═══ PASSAGE GIVEN
# Gimmick or Progress? The Smart Vent by Keen.



## isipwater (Nov 20, 2015)

I recently came across a new company called Keen, selling an "innovative" product called the "Smart Vent."

Is it a Gimmick or Progress?

Others (perhaps the HVAC "establishment") are quick to point out that the smart vent may damage heating/AC systems.

Is this a classic case of the old guard trying to protect it's turf (not wanting to lose business of zoning systems)?

Or

Has Keen made a useful product?

You decide. I am curious to hear your thoughts?

Check it out here: http://www.keenhome.io/


----------



## Where2 (Nov 20, 2015)

Never going to work in my house. Replacements for my 12" round ceiling A/C vents (yes the Jetson's version from 1962) aren't offered.

Not sure how my central A/C and heat air handler would like having the duct output throttled like those vents are trying to do. In many cases, I can do the same thing by shutting the door to a particular room.


----------



## isipwater (Nov 20, 2015)

Where2 said:


> Never going to work in my house. Replacements for my 12" round ceiling A/C vents (yes the Jetson's version from 1962) aren't offered.
> 
> Not sure how my central A/C and heat air handler would like having the duct output throttled like those vents are trying to do. In many cases, I can do the same thing by shutting the door to a particular room.


Yes, the sizing won't work.

So, I do wonder if they will cause damage to an HVAC system.  They are not cheap.


----------



## woodgeek (Nov 20, 2015)

Studies have shown that doing zoning by closing registers on forced air systems doesn't decrease overall energy usage.  Many ducts leak enough that the increased back pressure causes more leakage, as well as more blower energy.

So if you want this to get comfort, sure, but don't expect it to pay for itself in energy savings.


----------



## isipwater (Nov 20, 2015)

woodgeek said:


> Studies have shown that doing zoning by closing registers on forced air systems doesn't decrease overall energy usage.  Many ducts leak enough that the increased back pressure causes more leakage, as well as more blower energy.
══════
═══ DATASET ROWS
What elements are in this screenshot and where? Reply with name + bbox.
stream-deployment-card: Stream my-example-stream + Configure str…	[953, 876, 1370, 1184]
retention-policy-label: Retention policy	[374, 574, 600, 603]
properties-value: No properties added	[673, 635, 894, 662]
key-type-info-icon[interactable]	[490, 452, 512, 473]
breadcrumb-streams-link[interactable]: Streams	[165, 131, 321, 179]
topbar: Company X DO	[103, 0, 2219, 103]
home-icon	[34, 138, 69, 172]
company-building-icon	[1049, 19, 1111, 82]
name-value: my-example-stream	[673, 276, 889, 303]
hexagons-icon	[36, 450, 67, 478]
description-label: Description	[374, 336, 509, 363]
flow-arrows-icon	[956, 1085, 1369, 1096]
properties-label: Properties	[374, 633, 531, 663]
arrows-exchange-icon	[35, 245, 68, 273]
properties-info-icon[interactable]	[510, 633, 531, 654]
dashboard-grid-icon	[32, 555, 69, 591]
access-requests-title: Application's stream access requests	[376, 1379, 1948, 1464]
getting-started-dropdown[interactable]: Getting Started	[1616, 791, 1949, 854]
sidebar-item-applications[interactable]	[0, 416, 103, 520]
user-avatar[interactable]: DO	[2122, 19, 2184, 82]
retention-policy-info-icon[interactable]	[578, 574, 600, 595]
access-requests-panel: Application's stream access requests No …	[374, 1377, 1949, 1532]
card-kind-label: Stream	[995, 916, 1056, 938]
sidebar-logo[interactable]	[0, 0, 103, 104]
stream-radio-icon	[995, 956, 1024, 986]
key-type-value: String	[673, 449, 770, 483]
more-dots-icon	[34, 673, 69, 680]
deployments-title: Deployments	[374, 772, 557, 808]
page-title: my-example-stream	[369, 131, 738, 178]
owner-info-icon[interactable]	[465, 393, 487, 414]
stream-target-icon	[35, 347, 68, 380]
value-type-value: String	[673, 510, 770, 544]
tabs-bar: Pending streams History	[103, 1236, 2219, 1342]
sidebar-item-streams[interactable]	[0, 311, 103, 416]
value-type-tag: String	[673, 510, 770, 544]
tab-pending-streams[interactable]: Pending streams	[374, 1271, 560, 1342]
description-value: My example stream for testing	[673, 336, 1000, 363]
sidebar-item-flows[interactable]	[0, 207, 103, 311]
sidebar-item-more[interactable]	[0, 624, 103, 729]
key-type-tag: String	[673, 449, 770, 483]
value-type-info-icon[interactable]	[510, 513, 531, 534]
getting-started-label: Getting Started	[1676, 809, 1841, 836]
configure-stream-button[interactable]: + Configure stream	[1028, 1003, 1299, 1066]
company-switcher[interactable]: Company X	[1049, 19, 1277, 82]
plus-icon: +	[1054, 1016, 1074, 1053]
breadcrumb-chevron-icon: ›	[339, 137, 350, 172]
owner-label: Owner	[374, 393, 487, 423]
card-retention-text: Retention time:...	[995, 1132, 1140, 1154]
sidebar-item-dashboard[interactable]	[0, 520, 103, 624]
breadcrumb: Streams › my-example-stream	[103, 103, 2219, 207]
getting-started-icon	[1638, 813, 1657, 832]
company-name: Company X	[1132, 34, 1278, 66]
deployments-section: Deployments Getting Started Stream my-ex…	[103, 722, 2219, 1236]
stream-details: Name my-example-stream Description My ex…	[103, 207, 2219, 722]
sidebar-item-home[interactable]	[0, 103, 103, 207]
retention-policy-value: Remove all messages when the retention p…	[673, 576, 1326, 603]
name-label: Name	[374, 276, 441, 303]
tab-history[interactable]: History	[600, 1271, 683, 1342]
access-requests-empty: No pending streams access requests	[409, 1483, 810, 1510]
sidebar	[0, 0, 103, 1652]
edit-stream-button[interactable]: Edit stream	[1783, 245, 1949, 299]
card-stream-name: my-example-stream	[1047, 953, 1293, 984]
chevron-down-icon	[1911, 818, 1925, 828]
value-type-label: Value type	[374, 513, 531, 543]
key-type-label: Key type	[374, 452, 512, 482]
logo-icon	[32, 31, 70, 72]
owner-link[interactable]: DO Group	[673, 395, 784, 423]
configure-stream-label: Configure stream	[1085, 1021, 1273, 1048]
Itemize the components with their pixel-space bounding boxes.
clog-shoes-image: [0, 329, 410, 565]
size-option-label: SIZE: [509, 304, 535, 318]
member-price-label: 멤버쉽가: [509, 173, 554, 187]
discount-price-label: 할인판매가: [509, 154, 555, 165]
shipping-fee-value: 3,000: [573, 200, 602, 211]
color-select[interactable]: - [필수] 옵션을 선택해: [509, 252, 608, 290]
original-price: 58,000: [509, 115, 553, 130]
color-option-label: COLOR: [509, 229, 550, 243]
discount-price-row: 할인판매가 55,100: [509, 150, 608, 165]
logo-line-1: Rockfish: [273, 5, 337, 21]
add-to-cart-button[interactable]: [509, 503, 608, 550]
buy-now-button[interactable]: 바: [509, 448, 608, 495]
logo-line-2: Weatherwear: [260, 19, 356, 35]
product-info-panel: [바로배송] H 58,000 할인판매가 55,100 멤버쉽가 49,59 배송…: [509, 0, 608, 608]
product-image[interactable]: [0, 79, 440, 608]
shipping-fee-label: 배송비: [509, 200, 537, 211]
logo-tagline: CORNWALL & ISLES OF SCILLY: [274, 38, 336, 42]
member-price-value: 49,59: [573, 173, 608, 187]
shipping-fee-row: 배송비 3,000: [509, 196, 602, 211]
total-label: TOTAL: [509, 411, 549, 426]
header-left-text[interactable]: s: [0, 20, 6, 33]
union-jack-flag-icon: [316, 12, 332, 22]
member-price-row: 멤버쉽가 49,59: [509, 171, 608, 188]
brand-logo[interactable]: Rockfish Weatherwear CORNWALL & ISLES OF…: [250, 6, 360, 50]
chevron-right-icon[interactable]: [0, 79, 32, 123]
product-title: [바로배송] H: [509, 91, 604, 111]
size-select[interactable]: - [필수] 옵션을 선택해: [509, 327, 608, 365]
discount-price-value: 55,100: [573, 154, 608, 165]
══════
GOALS:
**1.** Which usernames post in the Smart Vent thread?
**2.** Can you update the Smart Vent thread from "So, I do wonder" to "in energy savings." so that "registers" is replaced with "vents"?
**3.** In the Smart Vent thread, what does woodgeek say studies have shown about zoning by closing registers on forced air systems?

RESULTS BY TASK:
**1.** isipwater, Where2, woodgeek

**2.**
So, I do wonder if they will cause damage to an HVAC system.  They are not cheap.


----------



## woodgeek (Nov 20, 2015)

Studies have shown that doing zoning by closing vents on forced air systems doesn't decrease overall energy usage.  Many ducts leak enough that the increased back pressure causes more leakage, as well as more blower energy.

So if you want this to get comfort, sure, but don't expect it to pay for itself in energy savings.

**3.** It doesn't decrease overall energy usage.